Given request
Identify all lines of the data containing the string "범위방법" and copy them.

Supplied information
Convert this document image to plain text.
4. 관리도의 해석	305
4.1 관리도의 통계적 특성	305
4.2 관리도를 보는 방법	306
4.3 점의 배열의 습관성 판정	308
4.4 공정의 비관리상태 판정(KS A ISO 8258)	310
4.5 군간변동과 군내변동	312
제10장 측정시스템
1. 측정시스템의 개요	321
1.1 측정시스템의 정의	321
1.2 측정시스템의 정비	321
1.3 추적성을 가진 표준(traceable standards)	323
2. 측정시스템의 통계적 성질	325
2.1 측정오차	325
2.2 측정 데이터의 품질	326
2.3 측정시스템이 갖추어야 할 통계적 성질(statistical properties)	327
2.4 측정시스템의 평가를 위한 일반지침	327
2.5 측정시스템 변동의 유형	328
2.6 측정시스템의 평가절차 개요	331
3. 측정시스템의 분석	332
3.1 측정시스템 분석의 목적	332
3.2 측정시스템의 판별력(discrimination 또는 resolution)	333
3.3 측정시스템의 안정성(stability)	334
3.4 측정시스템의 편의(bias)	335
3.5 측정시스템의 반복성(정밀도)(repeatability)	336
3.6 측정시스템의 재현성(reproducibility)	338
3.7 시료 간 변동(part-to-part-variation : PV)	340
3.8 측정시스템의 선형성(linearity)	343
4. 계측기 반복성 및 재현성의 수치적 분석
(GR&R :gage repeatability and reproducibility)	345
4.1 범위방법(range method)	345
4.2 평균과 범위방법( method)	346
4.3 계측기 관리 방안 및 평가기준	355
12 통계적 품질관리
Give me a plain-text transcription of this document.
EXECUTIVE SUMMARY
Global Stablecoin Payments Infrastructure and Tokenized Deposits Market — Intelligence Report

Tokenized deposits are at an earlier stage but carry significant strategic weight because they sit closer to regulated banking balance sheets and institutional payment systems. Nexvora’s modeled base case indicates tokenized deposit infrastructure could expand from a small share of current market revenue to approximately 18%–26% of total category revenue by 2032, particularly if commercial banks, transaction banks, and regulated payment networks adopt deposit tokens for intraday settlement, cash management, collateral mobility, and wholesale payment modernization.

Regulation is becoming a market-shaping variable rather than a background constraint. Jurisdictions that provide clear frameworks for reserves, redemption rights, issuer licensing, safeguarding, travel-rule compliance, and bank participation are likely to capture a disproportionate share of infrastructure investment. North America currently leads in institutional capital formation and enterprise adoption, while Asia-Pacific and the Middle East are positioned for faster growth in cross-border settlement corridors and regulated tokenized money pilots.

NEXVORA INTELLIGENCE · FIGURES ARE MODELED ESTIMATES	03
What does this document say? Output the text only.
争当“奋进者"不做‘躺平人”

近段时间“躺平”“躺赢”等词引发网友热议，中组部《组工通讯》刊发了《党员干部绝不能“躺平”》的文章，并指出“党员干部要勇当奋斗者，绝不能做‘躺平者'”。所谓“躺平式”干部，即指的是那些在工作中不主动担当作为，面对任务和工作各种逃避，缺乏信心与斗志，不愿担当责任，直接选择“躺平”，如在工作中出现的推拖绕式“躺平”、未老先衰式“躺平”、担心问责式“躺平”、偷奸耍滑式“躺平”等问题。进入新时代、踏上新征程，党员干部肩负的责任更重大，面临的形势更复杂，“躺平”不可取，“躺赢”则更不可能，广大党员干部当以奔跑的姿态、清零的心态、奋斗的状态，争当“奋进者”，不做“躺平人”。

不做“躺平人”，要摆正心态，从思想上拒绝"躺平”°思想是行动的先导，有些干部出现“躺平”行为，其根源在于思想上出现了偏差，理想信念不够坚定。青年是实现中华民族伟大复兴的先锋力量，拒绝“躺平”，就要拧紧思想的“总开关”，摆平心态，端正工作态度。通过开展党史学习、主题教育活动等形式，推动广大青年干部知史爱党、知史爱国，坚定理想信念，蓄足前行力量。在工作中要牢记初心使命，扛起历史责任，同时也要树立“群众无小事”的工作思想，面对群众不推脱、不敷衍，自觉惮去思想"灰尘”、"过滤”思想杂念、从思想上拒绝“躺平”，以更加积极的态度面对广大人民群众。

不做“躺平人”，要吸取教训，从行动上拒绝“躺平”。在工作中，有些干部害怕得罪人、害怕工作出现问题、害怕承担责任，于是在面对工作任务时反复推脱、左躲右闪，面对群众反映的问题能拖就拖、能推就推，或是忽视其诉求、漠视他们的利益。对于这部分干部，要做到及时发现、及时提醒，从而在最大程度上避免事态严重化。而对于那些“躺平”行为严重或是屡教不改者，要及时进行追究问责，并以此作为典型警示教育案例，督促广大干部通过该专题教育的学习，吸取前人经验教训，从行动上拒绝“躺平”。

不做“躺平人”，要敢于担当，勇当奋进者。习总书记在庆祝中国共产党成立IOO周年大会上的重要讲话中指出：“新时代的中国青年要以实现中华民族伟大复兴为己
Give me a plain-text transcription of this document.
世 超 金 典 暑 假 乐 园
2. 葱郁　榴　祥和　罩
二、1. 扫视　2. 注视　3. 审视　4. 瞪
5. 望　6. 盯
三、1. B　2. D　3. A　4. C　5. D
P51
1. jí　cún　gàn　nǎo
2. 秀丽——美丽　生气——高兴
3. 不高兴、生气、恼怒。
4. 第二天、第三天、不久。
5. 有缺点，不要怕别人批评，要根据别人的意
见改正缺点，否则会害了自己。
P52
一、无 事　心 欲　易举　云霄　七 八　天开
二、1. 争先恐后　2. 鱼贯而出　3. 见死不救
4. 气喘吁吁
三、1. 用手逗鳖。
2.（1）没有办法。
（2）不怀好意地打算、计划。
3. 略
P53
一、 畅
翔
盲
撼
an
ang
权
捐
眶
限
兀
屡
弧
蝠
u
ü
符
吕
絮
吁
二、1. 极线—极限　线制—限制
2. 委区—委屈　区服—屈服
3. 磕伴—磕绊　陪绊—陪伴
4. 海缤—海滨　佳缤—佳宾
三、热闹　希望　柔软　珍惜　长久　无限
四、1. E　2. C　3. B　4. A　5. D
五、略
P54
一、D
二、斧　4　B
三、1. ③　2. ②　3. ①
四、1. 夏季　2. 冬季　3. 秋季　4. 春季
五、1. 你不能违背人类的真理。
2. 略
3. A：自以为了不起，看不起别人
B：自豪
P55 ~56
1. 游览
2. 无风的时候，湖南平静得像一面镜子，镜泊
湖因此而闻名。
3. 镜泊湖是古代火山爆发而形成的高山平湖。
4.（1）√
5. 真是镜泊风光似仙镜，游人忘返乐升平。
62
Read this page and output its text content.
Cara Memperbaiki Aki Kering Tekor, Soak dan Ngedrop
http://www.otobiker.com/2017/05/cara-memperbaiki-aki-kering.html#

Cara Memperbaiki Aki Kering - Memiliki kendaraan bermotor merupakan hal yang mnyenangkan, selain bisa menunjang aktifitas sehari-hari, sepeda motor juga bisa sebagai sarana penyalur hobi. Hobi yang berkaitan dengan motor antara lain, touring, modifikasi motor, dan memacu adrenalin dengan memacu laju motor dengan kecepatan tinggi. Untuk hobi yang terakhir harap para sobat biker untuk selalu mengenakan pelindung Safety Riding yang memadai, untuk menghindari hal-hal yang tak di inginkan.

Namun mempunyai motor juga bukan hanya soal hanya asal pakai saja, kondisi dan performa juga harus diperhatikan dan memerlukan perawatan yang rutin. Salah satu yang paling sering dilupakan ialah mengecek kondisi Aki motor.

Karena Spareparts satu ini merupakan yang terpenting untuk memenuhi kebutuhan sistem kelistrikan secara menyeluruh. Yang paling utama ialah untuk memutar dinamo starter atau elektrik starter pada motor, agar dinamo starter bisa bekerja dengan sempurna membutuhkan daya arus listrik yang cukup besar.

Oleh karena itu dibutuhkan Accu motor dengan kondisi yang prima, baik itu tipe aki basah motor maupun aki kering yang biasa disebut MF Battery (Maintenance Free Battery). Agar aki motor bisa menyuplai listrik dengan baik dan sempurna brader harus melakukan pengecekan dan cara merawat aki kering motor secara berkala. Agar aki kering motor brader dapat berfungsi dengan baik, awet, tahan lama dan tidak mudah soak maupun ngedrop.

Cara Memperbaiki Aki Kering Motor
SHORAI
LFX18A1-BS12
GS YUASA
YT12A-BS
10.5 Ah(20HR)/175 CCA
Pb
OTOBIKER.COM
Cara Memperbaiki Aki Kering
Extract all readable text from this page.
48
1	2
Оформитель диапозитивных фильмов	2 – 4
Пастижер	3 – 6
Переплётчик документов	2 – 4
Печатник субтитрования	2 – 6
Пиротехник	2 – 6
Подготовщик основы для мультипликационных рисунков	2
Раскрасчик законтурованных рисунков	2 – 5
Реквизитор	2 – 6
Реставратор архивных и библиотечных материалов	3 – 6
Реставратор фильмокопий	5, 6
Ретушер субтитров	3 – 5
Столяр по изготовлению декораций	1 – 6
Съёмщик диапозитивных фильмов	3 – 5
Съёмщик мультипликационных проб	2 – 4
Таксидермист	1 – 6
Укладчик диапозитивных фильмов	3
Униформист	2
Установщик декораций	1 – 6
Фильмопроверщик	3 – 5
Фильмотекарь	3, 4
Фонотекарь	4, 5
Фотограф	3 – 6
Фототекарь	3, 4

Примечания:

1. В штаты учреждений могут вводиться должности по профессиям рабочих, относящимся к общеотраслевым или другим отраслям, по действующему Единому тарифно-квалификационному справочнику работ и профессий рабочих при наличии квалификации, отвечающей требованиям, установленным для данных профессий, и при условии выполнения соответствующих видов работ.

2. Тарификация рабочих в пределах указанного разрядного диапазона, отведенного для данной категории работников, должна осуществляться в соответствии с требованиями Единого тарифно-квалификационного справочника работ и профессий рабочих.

Correct answer
4.1 범위방법(range method)	345
4.2 평균과 범위방법( method)	346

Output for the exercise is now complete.